Recorded data

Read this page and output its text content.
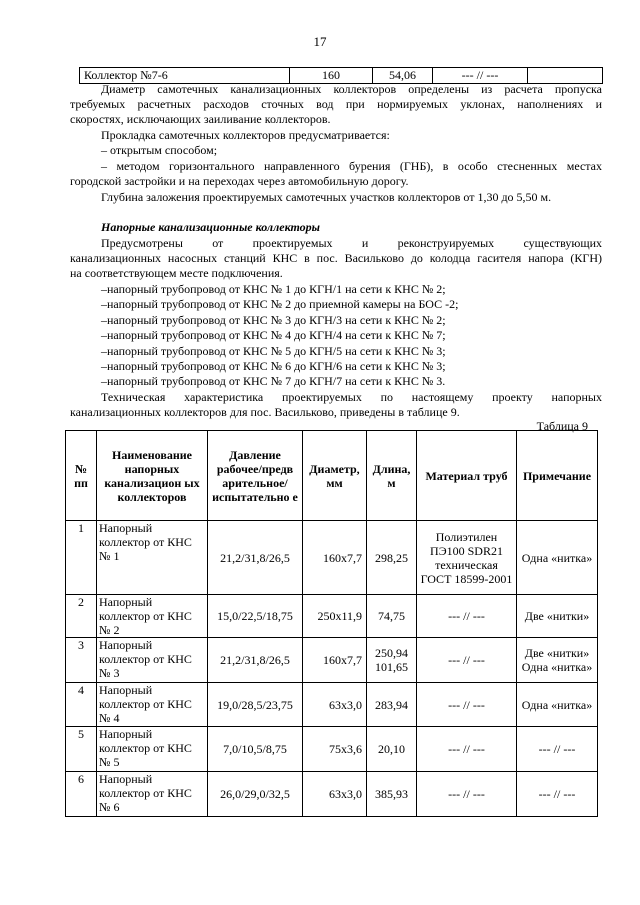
17
Коллектор №7-6	160	54,06	--- // ---	
Диаметр самотечных канализационных коллекторов определены из расчета пропуска
требуемых расчетных расходов сточных вод при нормируемых уклонах, наполнениях и
скоростях, исключающих заиливание коллекторов.
Прокладка самотечных коллекторов предусматривается:
– открытым способом;
– методом горизонтального направленного бурения (ГНБ), в особо стесненных местах
городской застройки и на переходах через автомобильную дорогу.
Глубина заложения проектируемых самотечных участков коллекторов от 1,30 до 5,50 м.
Напорные канализационные коллекторы
Предусмотрены от проектируемых и реконструируемых существующих
канализационных насосных станций КНС в пос. Васильково до колодца гасителя напора (КГН)
на соответствующем месте подключения.
–напорный трубопровод от КНС № 1 до КГН/1 на сети к КНС № 2;
–напорный трубопровод от КНС № 2 до приемной камеры на БОС -2;
–напорный трубопровод от КНС № 3 до КГН/3 на сети к КНС № 2;
–напорный трубопровод от КНС № 4 до КГН/4 на сети к КНС № 7;
–напорный трубопровод от КНС № 5 до КГН/5 на сети к КНС № 3;
–напорный трубопровод от КНС № 6 до КГН/6 на сети к КНС № 3;
–напорный трубопровод от КНС № 7 до КГН/7 на сети к КНС № 3.
Техническая характеристика проектируемых по настоящему проекту напорных
канализационных коллекторов для пос. Васильково, приведены в таблице 9.
Таблица 9
№ пп	Наименование напорных канализацион ых коллекторов	Давление рабочее/предв арительное/ испытательно е	Диаметр, мм	Длина, м	Материал труб	Примечание
1	Напорный коллектор от КНС № 1	21,2/31,8/26,5	160x7,7	298,25	Полиэтилен ПЭ100 SDR21 техническая ГОСТ 18599-2001	Одна «нитка»
2	Напорный коллектор от КНС № 2	15,0/22,5/18,75	250x11,9	74,75	--- // ---	Две «нитки»
3	Напорный коллектор от КНС № 3	21,2/31,8/26,5	160x7,7	250,94 101,65	--- // ---	Две «нитки» Одна «нитка»
4	Напорный коллектор от КНС № 4	19,0/28,5/23,75	63x3,0	283,94	--- // ---	Одна «нитка»
5	Напорный коллектор от КНС № 5	7,0/10,5/8,75	75x3,6	20,10	--- // ---	--- // ---
6	Напорный коллектор от КНС № 6	26,0/29,0/32,5	63x3,0	385,93	--- // ---	--- // ---
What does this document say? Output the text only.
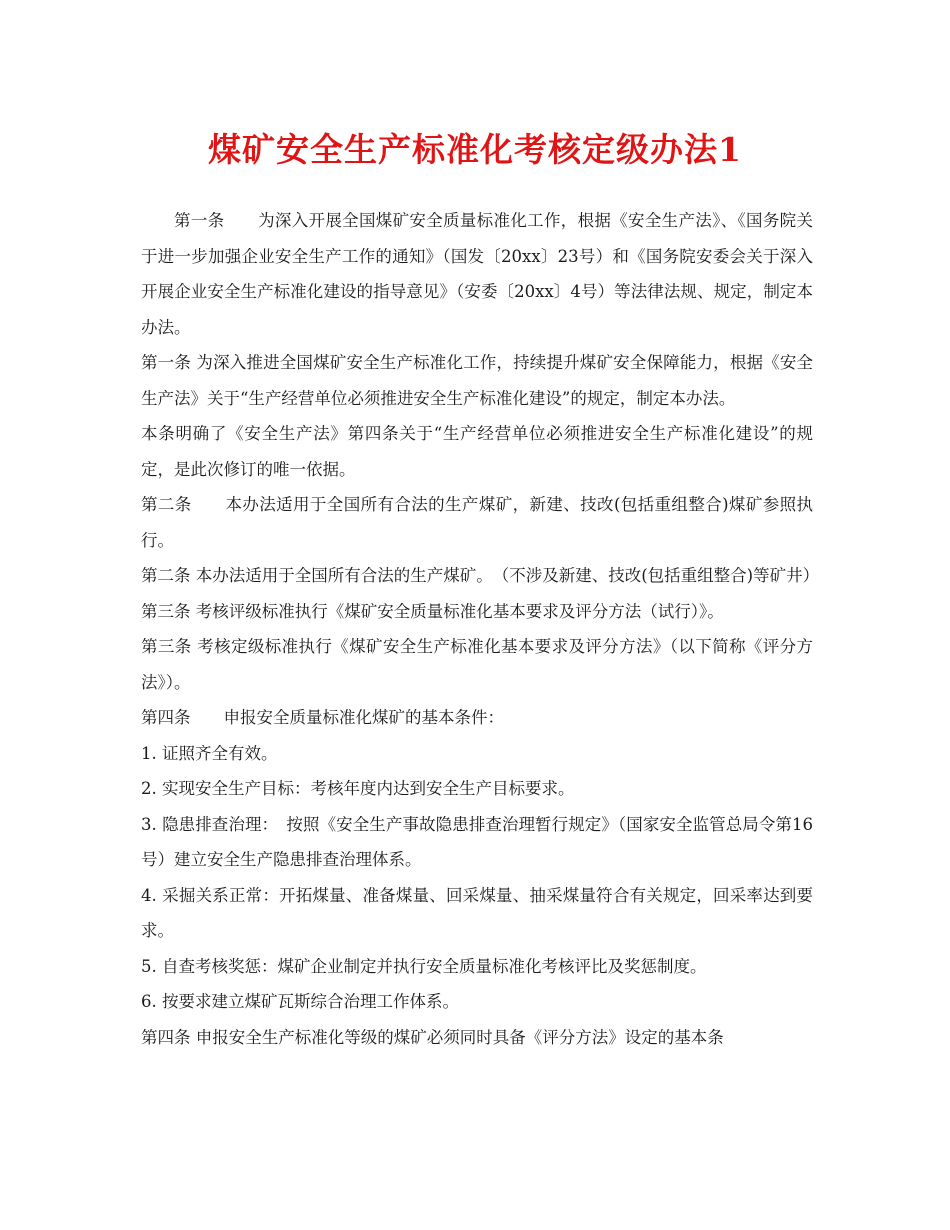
煤矿安全生产标准化考核定级办法1

第一条　　为深入开展全国煤矿安全质量标准化工作，根据《安全生产法》、《国务院关于进一步加强企业安全生产工作的通知》（国发〔20xx〕23号）和《国务院安委会关于深入开展企业安全生产标准化建设的指导意见》（安委〔20xx〕4号）等法律法规、规定，制定本办法。

第一条 为深入推进全国煤矿安全生产标准化工作，持续提升煤矿安全保障能力，根据《安全生产法》关于“生产经营单位必须推进安全生产标准化建设”的规定，制定本办法。

本条明确了《安全生产法》第四条关于“生产经营单位必须推进安全生产标准化建设”的规定，是此次修订的唯一依据。

第二条　　本办法适用于全国所有合法的生产煤矿，新建、技改(包括重组整合)煤矿参照执行。

第二条 本办法适用于全国所有合法的生产煤矿。　（不涉及新建、技改(包括重组整合)等矿井）

第三条 考核评级标准执行《煤矿安全质量标准化基本要求及评分方法（试行）》。

第三条 考核定级标准执行《煤矿安全生产标准化基本要求及评分方法》（以下简称《评分方法》）。

第四条　　申报安全质量标准化煤矿的基本条件：

1. 证照齐全有效。

2. 实现安全生产目标：考核年度内达到安全生产目标要求。

3. 隐患排查治理：　按照《安全生产事故隐患排查治理暂行规定》（国家安全监管总局令第16号）建立安全生产隐患排查治理体系。

4. 采掘关系正常：开拓煤量、准备煤量、回采煤量、抽采煤量符合有关规定，回采率达到要求。

5. 自查考核奖惩：煤矿企业制定并执行安全质量标准化考核评比及奖惩制度。

6. 按要求建立煤矿瓦斯综合治理工作体系。

第四条 申报安全生产标准化等级的煤矿必须同时具备《评分方法》设定的基本条
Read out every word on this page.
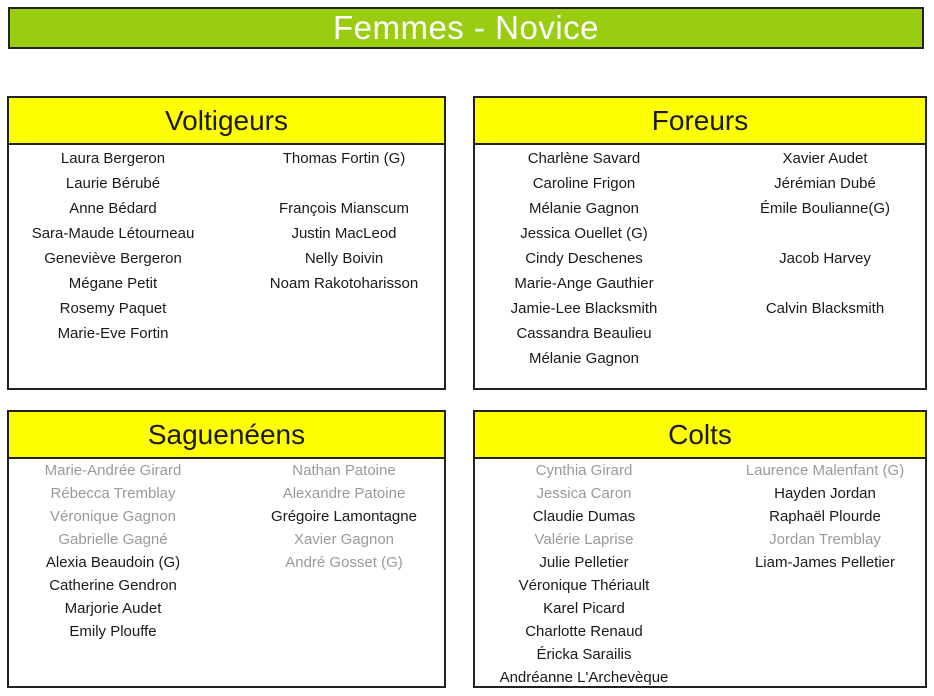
Femmes - Novice
Voltigeurs
Laura Bergeron
Laurie Bérubé
Anne Bédard
Sara-Maude Létourneau
Geneviève Bergeron
Mégane Petit
Rosemy Paquet
Marie-Eve Fortin
Thomas Fortin (G)
François Mianscum
Justin MacLeod
Nelly Boivin
Noam Rakotoharisson
Foreurs
Charlène Savard
Caroline Frigon
Mélanie Gagnon
Jessica Ouellet (G)
Cindy Deschenes
Marie-Ange Gauthier
Jamie-Lee Blacksmith
Cassandra Beaulieu
Mélanie Gagnon
Xavier Audet
Jérémian Dubé
Émile Boulianne(G)
Jacob Harvey
Calvin Blacksmith
Saguenéens
Marie-Andrée Girard
Rébecca Tremblay
Véronique Gagnon
Gabrielle Gagné
Alexia Beaudoin (G)
Catherine Gendron
Marjorie Audet
Emily Plouffe
Nathan Patoine
Alexandre Patoine
Grégoire Lamontagne
Xavier Gagnon
André Gosset (G)
Colts
Cynthia Girard
Jessica Caron
Claudie Dumas
Valérie Laprise
Julie Pelletier
Véronique Thériault
Karel Picard
Charlotte Renaud
Éricka Sarailis
Andréanne L'Archevèque
Laurence Malenfant (G)
Hayden Jordan
Raphaël Plourde
Jordan Tremblay
Liam-James Pelletier
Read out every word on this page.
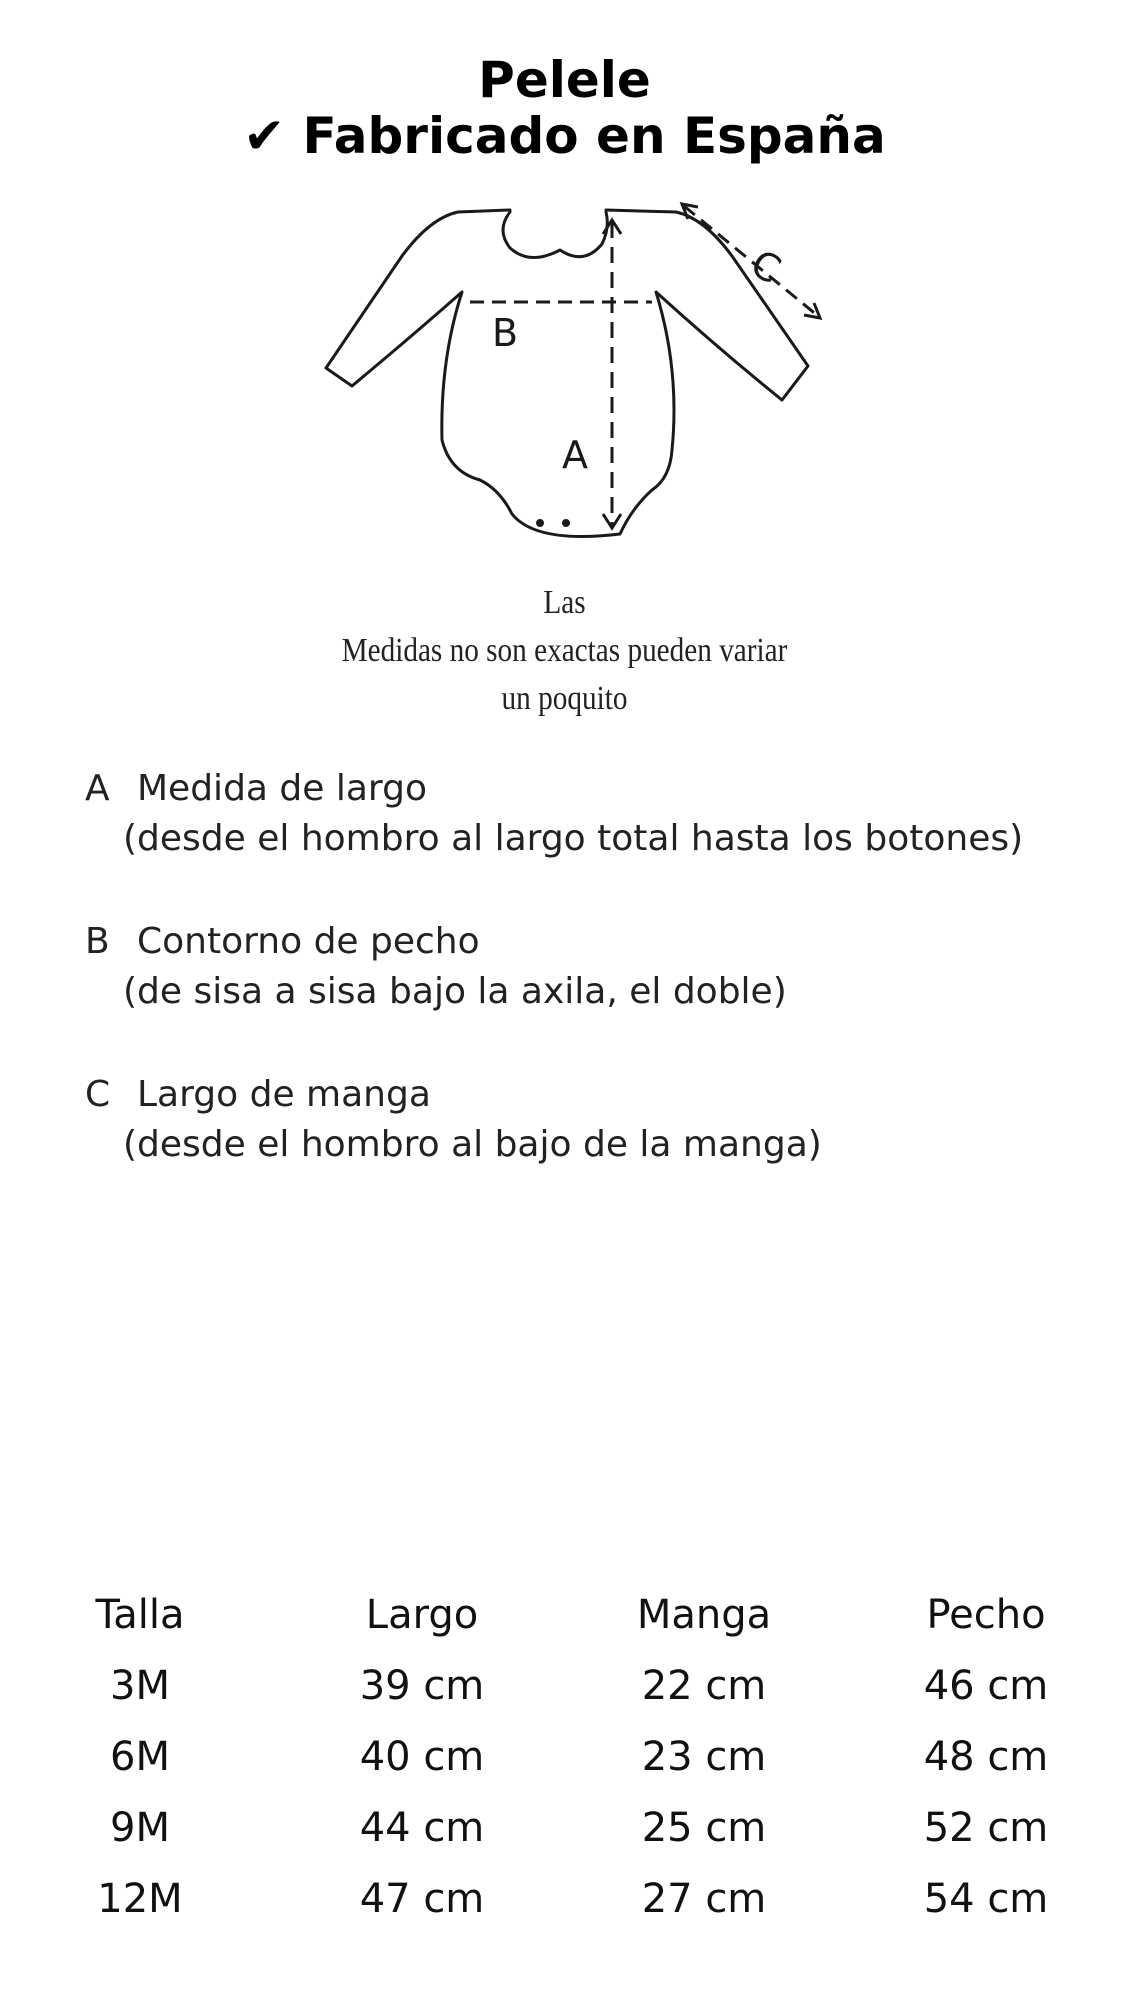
Pelele
✔ Fabricado en España
B
A
C
Las
Medidas no son exactas pueden variar
un poquito
A Medida de largo
(desde el hombro al largo total hasta los botones)
B Contorno de pecho
(de sisa a sisa bajo la axila, el doble)
C Largo de manga
(desde el hombro al bajo de la manga)
Talla	Largo	Manga	Pecho
3M	39 cm	22 cm	46 cm
6M	40 cm	23 cm	48 cm
9M	44 cm	25 cm	52 cm
12M	47 cm	27 cm	54 cm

[Task directions] Give the entries again without a single change, but with no pictures.

[Reply to the task]
Read this page and output its text content.
17
Коллектор №7-6	160	54,06	--- // ---	
Диаметр самотечных канализационных коллекторов определены из расчета пропуска
требуемых расчетных расходов сточных вод при нормируемых уклонах, наполнениях и
скоростях, исключающих заиливание коллекторов.
Прокладка самотечных коллекторов предусматривается:
– открытым способом;
– методом горизонтального направленного бурения (ГНБ), в особо стесненных местах
городской застройки и на переходах через автомобильную дорогу.
Глубина заложения проектируемых самотечных участков коллекторов от 1,30 до 5,50 м.
Напорные канализационные коллекторы
Предусмотрены от проектируемых и реконструируемых существующих
канализационных насосных станций КНС в пос. Васильково до колодца гасителя напора (КГН)
на соответствующем месте подключения.
–напорный трубопровод от КНС № 1 до КГН/1 на сети к КНС № 2;
–напорный трубопровод от КНС № 2 до приемной камеры на БОС -2;
–напорный трубопровод от КНС № 3 до КГН/3 на сети к КНС № 2;
–напорный трубопровод от КНС № 4 до КГН/4 на сети к КНС № 7;
–напорный трубопровод от КНС № 5 до КГН/5 на сети к КНС № 3;
–напорный трубопровод от КНС № 6 до КГН/6 на сети к КНС № 3;
–напорный трубопровод от КНС № 7 до КГН/7 на сети к КНС № 3.
Техническая характеристика проектируемых по настоящему проекту напорных
канализационных коллекторов для пос. Васильково, приведены в таблице 9.
Таблица 9
№ пп	Наименование напорных канализацион ых коллекторов	Давление рабочее/предв арительное/ испытательно е	Диаметр, мм	Длина, м	Материал труб	Примечание
1	Напорный коллектор от КНС № 1	21,2/31,8/26,5	160x7,7	298,25	Полиэтилен ПЭ100 SDR21 техническая ГОСТ 18599-2001	Одна «нитка»
2	Напорный коллектор от КНС № 2	15,0/22,5/18,75	250x11,9	74,75	--- // ---	Две «нитки»
3	Напорный коллектор от КНС № 3	21,2/31,8/26,5	160x7,7	250,94 101,65	--- // ---	Две «нитки» Одна «нитка»
4	Напорный коллектор от КНС № 4	19,0/28,5/23,75	63x3,0	283,94	--- // ---	Одна «нитка»
5	Напорный коллектор от КНС № 5	7,0/10,5/8,75	75x3,6	20,10	--- // ---	--- // ---
6	Напорный коллектор от КНС № 6	26,0/29,0/32,5	63x3,0	385,93	--- // ---	--- // ---
What does this document say? Output the text only.
煤矿安全生产标准化考核定级办法1

第一条　　为深入开展全国煤矿安全质量标准化工作，根据《安全生产法》、《国务院关于进一步加强企业安全生产工作的通知》（国发〔20xx〕23号）和《国务院安委会关于深入开展企业安全生产标准化建设的指导意见》（安委〔20xx〕4号）等法律法规、规定，制定本办法。

第一条 为深入推进全国煤矿安全生产标准化工作，持续提升煤矿安全保障能力，根据《安全生产法》关于“生产经营单位必须推进安全生产标准化建设”的规定，制定本办法。

本条明确了《安全生产法》第四条关于“生产经营单位必须推进安全生产标准化建设”的规定，是此次修订的唯一依据。

第二条　　本办法适用于全国所有合法的生产煤矿，新建、技改(包括重组整合)煤矿参照执行。

第二条 本办法适用于全国所有合法的生产煤矿。　（不涉及新建、技改(包括重组整合)等矿井）

第三条 考核评级标准执行《煤矿安全质量标准化基本要求及评分方法（试行）》。

第三条 考核定级标准执行《煤矿安全生产标准化基本要求及评分方法》（以下简称《评分方法》）。

第四条　　申报安全质量标准化煤矿的基本条件：

1. 证照齐全有效。

2. 实现安全生产目标：考核年度内达到安全生产目标要求。

3. 隐患排查治理：　按照《安全生产事故隐患排查治理暂行规定》（国家安全监管总局令第16号）建立安全生产隐患排查治理体系。

4. 采掘关系正常：开拓煤量、准备煤量、回采煤量、抽采煤量符合有关规定，回采率达到要求。

5. 自查考核奖惩：煤矿企业制定并执行安全质量标准化考核评比及奖惩制度。

6. 按要求建立煤矿瓦斯综合治理工作体系。

第四条 申报安全生产标准化等级的煤矿必须同时具备《评分方法》设定的基本条
Read out every word on this page.
Femmes - Novice
Voltigeurs
Laura Bergeron
Laurie Bérubé
Anne Bédard
Sara-Maude Létourneau
Geneviève Bergeron
Mégane Petit
Rosemy Paquet
Marie-Eve Fortin
Thomas Fortin (G)
François Mianscum
Justin MacLeod
Nelly Boivin
Noam Rakotoharisson
Foreurs
Charlène Savard
Caroline Frigon
Mélanie Gagnon
Jessica Ouellet (G)
Cindy Deschenes
Marie-Ange Gauthier
Jamie-Lee Blacksmith
Cassandra Beaulieu
Mélanie Gagnon
Xavier Audet
Jérémian Dubé
Émile Boulianne(G)
Jacob Harvey
Calvin Blacksmith
Saguenéens
Marie-Andrée Girard
Rébecca Tremblay
Véronique Gagnon
Gabrielle Gagné
Alexia Beaudoin (G)
Catherine Gendron
Marjorie Audet
Emily Plouffe
Nathan Patoine
Alexandre Patoine
Grégoire Lamontagne
Xavier Gagnon
André Gosset (G)
Colts
Cynthia Girard
Jessica Caron
Claudie Dumas
Valérie Laprise
Julie Pelletier
Véronique Thériault
Karel Picard
Charlotte Renaud
Éricka Sarailis
Andréanne L'Archevèque
Laurence Malenfant (G)
Hayden Jordan
Raphaël Plourde
Jordan Tremblay
Liam-James Pelletier
Read out every word on this page.
Pelele
✔ Fabricado en España
B
A
C
Las
Medidas no son exactas pueden variar
un poquito
A Medida de largo
(desde el hombro al largo total hasta los botones)
B Contorno de pecho
(de sisa a sisa bajo la axila, el doble)
C Largo de manga
(desde el hombro al bajo de la manga)
Talla	Largo	Manga	Pecho
3M	39 cm	22 cm	46 cm
6M	40 cm	23 cm	48 cm
9M	44 cm	25 cm	52 cm
12M	47 cm	27 cm	54 cm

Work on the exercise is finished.